§ Data extract:
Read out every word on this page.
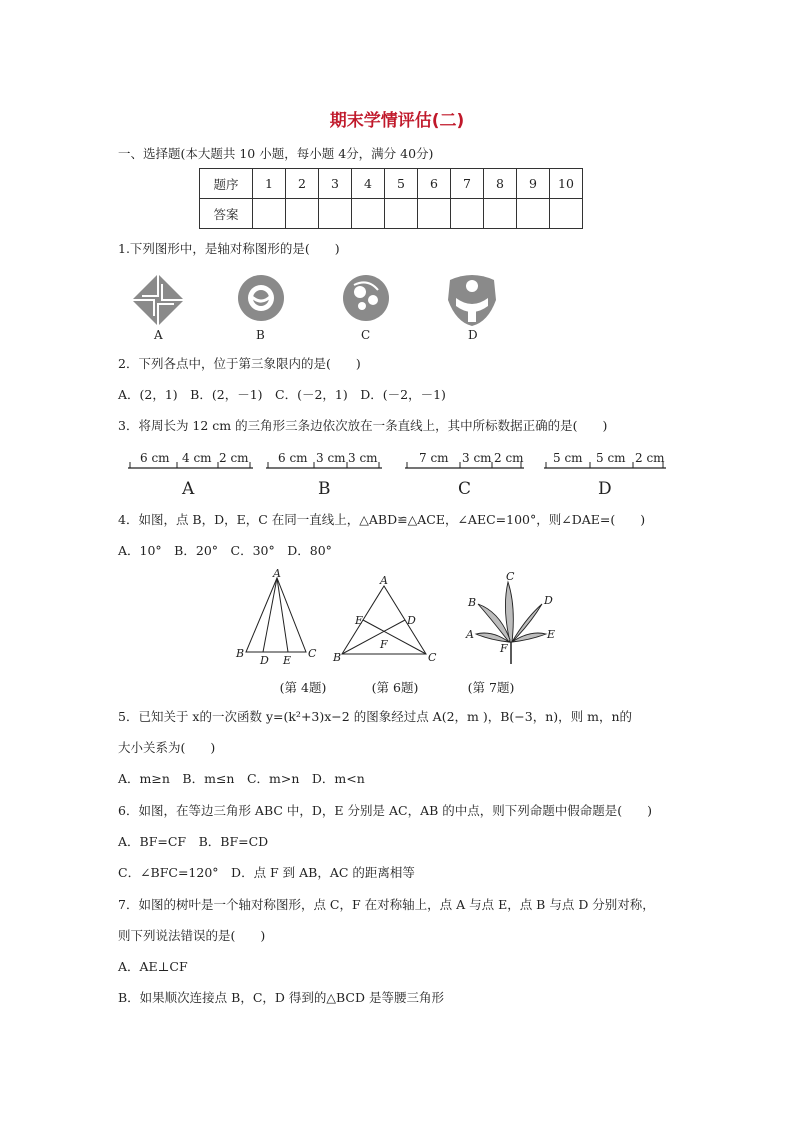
期末学情评估(二)
一、选择题(本大题共 10 小题，每小题 4分，满分 40分)
题序	1	2	3	4	5	6	7	8	9	10
答案										
1.下列图形中，是轴对称图形的是(　　)
A	B	C	D
2．下列各点中，位于第三象限内的是(　　)
A．(2，1)　B．(2，－1)　C．(－2，1)　D．(－2，－1)
3．将周长为 12 cm 的三角形三条边依次放在一条直线上，其中所标数据正确的是(　　)
6 cm 4 cm 2 cm
A
6 cm 3 cm 3 cm
B
7 cm 3 cm 2 cm
C
5 cm 5 cm 2 cm
D
4．如图，点 B，D，E，C 在同一直线上，△ABD≌△ACE，∠AEC=100°，则∠DAE=(　　)
A．10°　B．20°　C．30°　D．80°
A
B
D E
C
A
E	D
F
B	C
C
B	D
A	E
F
(第 4题)	(第 6题)	(第 7题)
5．已知关于 x的一次函数 y=(k²+3)x−2 的图象经过点 A(2，m )，B(−3，n)，则 m，n的
大小关系为(　　)
A．m≥n　B．m≤n　C．m>n　D．m<n
6．如图，在等边三角形 ABC 中，D，E 分别是 AC，AB 的中点，则下列命题中假命题是(　　)
A．BF=CF　B．BF=CD
C．∠BFC=120°　D．点 F 到 AB，AC 的距离相等
7．如图的树叶是一个轴对称图形，点 C，F 在对称轴上，点 A 与点 E，点 B 与点 D 分别对称，
则下列说法错误的是(　　)
A．AE⊥CF
B．如果顺次连接点 B，C，D 得到的△BCD 是等腰三角形
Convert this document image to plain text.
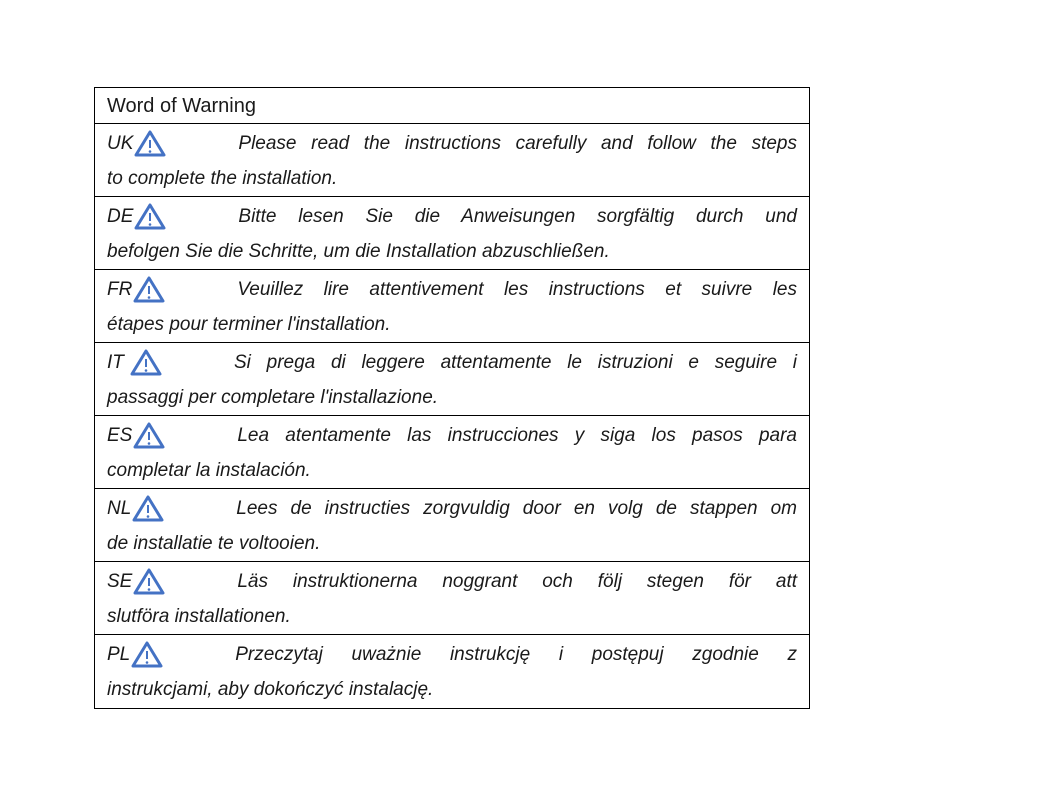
Word of Warning
UK	Please read the instructions carefully and follow the steps
to complete the installation.
DE	Bitte lesen Sie die Anweisungen sorgfältig durch und
befolgen Sie die Schritte, um die Installation abzuschließen.
FR	Veuillez lire attentivement les instructions et suivre les
étapes pour terminer l'installation.
IT	Si prega di leggere attentamente le istruzioni e seguire i
passaggi per completare l'installazione.
ES	Lea atentamente las instrucciones y siga los pasos para
completar la instalación.
NL	Lees de instructies zorgvuldig door en volg de stappen om
de installatie te voltooien.
SE	Läs instruktionerna noggrant och följ stegen för att
slutföra installationen.
PL	Przeczytaj uważnie instrukcję i postępuj zgodnie z
instrukcjami, aby dokończyć instalację.
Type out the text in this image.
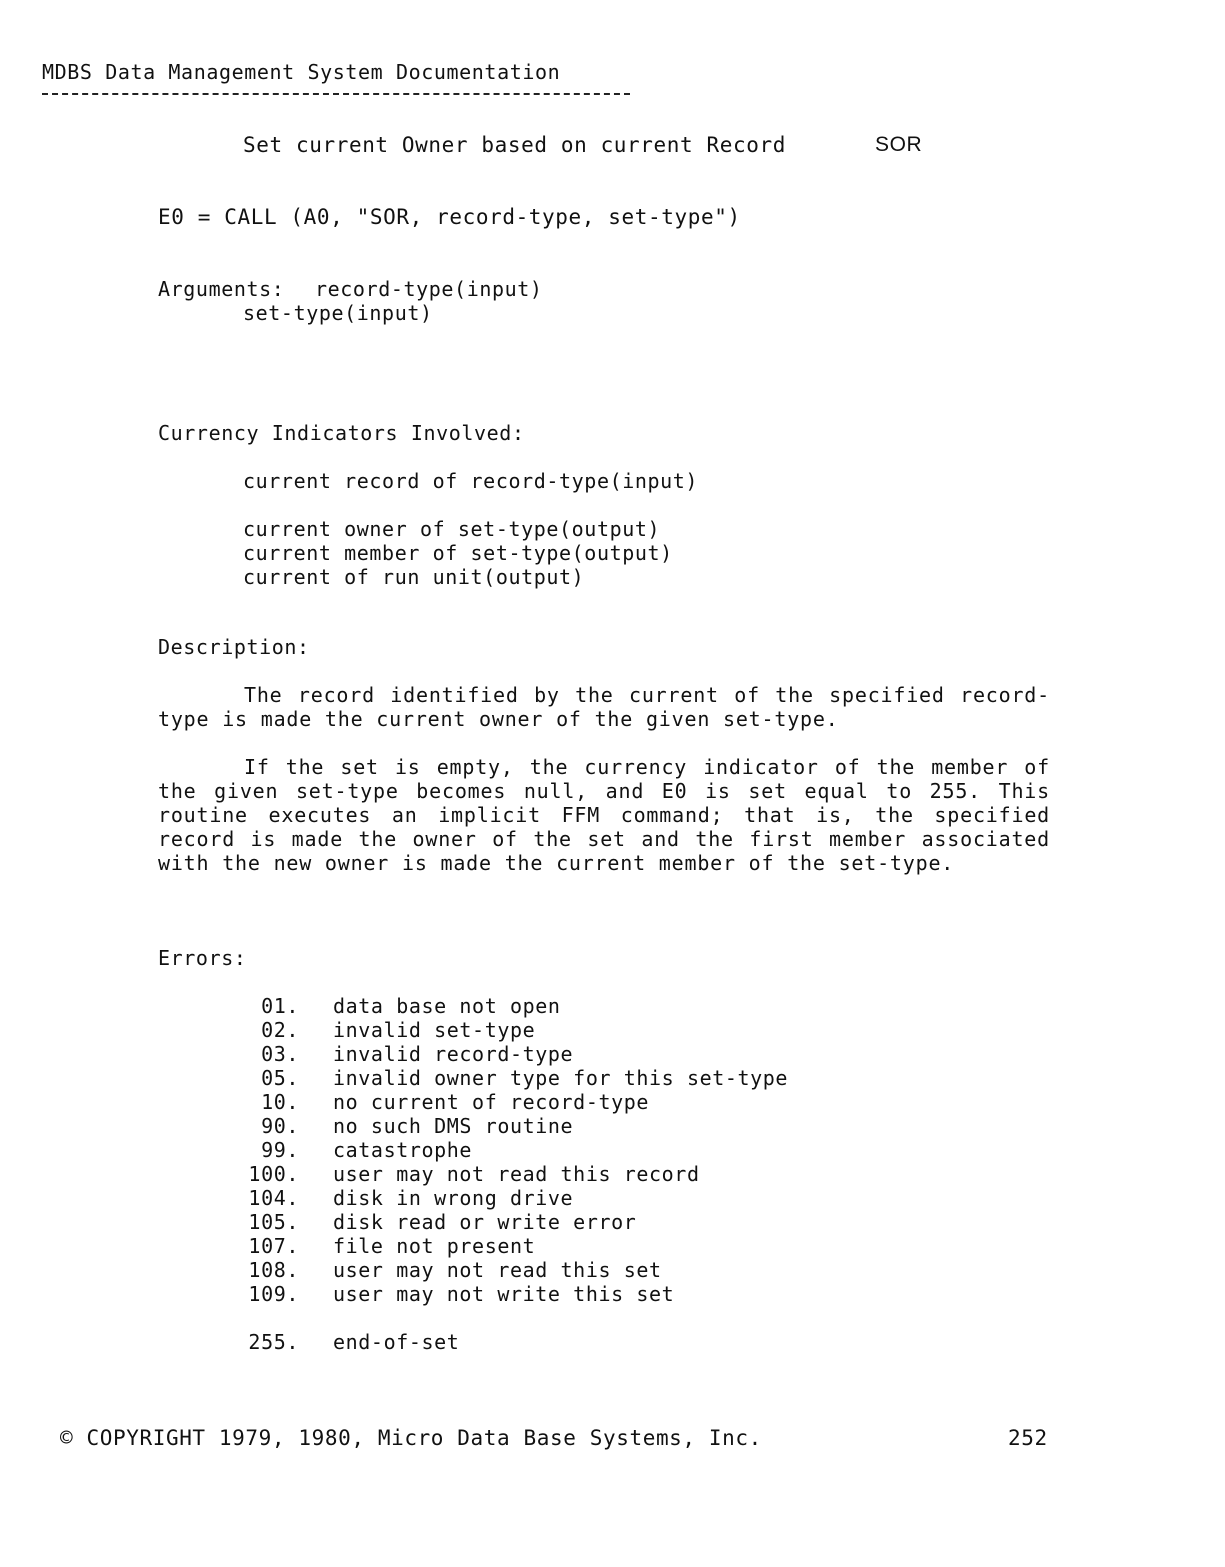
MDBS Data Management System Documentation
Set current Owner based on current Record	SOR
E0 = CALL (A0, "SOR, record-type, set-type")
Arguments: record-type(input)
set-type(input)
Currency Indicators Involved:
current record of record-type(input)
current owner of set-type(output)
current member of set-type(output)
current of run unit(output)
Description:
The record identified by the current of the specified record-type is made the current owner of the given set-type.
If the set is empty, the currency indicator of the member of the given set-type becomes null, and E0 is set equal to 255. This routine executes an implicit FFM command; that is, the specified record is made the owner of the set and the first member associated with the new owner is made the current member of the set-type.
Errors:
01. data base not open
02. invalid set-type
03. invalid record-type
05. invalid owner type for this set-type
10. no current of record-type
90. no such DMS routine
99. catastrophe
100. user may not read this record
104. disk in wrong drive
105. disk read or write error
107. file not present
108. user may not read this set
109. user may not write this set
255. end-of-set
© COPYRIGHT 1979, 1980, Micro Data Base Systems, Inc.	252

§ Problem: Show all lines from the data above in which the word "invalid" appears.

§ Final answer:
02. invalid set-type
03. invalid record-type
05. invalid owner type for this set-type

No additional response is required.